==== Input data

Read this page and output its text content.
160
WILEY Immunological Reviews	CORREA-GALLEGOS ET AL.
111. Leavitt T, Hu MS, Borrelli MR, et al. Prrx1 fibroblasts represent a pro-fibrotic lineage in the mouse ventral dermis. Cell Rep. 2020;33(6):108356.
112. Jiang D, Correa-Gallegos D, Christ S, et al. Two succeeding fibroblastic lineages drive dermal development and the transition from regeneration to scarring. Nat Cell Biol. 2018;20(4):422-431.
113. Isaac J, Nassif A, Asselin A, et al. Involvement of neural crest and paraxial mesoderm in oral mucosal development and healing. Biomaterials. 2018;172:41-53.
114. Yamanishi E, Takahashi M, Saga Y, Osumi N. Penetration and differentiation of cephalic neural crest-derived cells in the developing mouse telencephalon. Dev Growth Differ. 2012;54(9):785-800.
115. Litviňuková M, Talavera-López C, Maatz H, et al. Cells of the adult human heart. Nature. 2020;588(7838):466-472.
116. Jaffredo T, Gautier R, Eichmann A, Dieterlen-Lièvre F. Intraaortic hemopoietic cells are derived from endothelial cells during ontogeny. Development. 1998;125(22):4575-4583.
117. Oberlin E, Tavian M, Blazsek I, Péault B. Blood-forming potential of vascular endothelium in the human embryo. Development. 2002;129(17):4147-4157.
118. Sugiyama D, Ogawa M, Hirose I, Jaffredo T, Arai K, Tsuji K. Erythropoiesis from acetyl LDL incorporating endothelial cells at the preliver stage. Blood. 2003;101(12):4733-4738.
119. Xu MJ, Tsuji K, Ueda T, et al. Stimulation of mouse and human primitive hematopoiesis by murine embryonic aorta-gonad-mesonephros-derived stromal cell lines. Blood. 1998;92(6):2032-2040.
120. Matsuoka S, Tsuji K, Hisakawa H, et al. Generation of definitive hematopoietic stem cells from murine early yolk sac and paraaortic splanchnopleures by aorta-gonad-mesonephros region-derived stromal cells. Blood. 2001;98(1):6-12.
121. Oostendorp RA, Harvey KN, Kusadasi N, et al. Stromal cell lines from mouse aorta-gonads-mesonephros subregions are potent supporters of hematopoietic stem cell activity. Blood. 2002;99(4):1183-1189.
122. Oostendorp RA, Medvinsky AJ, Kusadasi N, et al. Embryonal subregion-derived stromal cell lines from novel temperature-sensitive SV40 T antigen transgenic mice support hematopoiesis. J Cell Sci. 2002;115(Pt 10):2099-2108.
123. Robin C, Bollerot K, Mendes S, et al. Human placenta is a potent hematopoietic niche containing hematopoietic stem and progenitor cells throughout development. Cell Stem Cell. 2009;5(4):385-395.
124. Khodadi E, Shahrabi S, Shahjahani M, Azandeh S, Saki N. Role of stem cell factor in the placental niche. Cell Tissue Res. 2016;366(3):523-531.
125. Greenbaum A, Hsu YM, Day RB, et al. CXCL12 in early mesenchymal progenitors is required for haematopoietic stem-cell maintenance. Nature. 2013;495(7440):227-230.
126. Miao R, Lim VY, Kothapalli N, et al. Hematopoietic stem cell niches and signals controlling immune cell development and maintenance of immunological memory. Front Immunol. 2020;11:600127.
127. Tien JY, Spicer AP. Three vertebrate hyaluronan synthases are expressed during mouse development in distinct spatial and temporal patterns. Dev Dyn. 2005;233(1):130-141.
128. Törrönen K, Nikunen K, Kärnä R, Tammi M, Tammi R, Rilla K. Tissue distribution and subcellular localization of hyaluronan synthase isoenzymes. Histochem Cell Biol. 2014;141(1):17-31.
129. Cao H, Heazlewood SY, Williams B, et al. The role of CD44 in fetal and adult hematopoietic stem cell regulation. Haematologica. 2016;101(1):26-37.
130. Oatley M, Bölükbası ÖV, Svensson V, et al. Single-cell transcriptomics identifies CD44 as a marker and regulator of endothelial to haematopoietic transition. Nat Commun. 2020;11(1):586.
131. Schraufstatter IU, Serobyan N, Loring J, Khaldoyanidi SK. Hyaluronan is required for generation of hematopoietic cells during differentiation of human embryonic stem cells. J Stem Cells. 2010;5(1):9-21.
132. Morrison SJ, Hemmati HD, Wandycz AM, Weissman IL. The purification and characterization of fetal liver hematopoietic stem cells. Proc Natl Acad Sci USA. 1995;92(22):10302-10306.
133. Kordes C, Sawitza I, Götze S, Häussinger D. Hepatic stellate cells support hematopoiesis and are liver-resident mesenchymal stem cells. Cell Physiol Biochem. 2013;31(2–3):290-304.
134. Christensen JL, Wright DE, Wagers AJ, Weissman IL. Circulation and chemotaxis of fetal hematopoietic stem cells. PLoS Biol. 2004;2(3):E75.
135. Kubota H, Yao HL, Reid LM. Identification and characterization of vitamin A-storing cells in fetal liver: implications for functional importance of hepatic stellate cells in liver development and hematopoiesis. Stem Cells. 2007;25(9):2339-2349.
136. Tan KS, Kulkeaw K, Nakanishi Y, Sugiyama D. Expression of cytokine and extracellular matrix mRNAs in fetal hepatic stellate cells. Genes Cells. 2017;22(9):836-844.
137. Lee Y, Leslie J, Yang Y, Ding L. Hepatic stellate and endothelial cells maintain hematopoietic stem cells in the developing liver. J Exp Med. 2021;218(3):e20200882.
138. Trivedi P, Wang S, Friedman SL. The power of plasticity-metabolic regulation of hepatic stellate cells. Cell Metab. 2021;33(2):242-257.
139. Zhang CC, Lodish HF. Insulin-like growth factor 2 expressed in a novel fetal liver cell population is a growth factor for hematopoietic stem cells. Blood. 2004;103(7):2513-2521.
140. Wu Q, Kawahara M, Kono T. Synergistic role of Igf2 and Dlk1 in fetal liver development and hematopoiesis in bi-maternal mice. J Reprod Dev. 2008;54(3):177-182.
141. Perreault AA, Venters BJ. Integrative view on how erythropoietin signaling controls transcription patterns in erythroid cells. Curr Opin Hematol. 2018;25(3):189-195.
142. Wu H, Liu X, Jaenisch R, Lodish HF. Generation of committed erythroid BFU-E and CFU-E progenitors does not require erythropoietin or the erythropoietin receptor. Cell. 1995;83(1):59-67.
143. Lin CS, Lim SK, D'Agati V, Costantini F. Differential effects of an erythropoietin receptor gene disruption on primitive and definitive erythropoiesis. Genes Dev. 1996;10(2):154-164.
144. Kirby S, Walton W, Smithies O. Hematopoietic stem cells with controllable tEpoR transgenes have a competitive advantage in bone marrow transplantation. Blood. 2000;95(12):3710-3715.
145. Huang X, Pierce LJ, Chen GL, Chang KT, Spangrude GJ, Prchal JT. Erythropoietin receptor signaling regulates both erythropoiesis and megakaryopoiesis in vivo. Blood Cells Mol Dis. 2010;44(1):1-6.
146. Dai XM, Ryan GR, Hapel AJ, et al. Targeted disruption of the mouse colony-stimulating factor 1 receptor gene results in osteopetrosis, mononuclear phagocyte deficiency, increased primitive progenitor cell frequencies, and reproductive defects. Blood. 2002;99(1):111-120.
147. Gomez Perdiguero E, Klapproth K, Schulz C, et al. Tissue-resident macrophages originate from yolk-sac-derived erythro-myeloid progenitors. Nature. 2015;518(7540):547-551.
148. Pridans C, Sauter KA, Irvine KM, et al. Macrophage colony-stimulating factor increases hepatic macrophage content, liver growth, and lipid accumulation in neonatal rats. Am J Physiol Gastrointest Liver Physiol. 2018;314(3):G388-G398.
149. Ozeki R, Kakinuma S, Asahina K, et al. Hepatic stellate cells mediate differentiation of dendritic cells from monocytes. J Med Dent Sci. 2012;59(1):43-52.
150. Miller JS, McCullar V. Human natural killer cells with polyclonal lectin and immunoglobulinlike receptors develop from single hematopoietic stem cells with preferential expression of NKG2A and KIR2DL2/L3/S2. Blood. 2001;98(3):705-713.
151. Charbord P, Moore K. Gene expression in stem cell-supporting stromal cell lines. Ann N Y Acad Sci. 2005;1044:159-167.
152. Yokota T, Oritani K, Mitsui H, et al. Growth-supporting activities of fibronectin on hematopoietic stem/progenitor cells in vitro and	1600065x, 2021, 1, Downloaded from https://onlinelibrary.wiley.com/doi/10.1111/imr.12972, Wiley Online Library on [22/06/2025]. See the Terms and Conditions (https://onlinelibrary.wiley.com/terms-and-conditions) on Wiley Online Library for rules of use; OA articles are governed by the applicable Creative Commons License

========

Work request:
Every line above that holds the string "Sugiyama" should be copied into the answer.

Written response:
118. Sugiyama D, Ogawa M, Hirose I, Jaffredo T, Arai K, Tsuji K. Erythropoiesis from acetyl LDL incorporating endothelial cells at the preliver stage. Blood. 2003;101(12):4733-4738.
136. Tan KS, Kulkeaw K, Nakanishi Y, Sugiyama D. Expression of cytokine and extracellular matrix mRNAs in fetal hepatic stellate cells. Genes Cells. 2017;22(9):836-844.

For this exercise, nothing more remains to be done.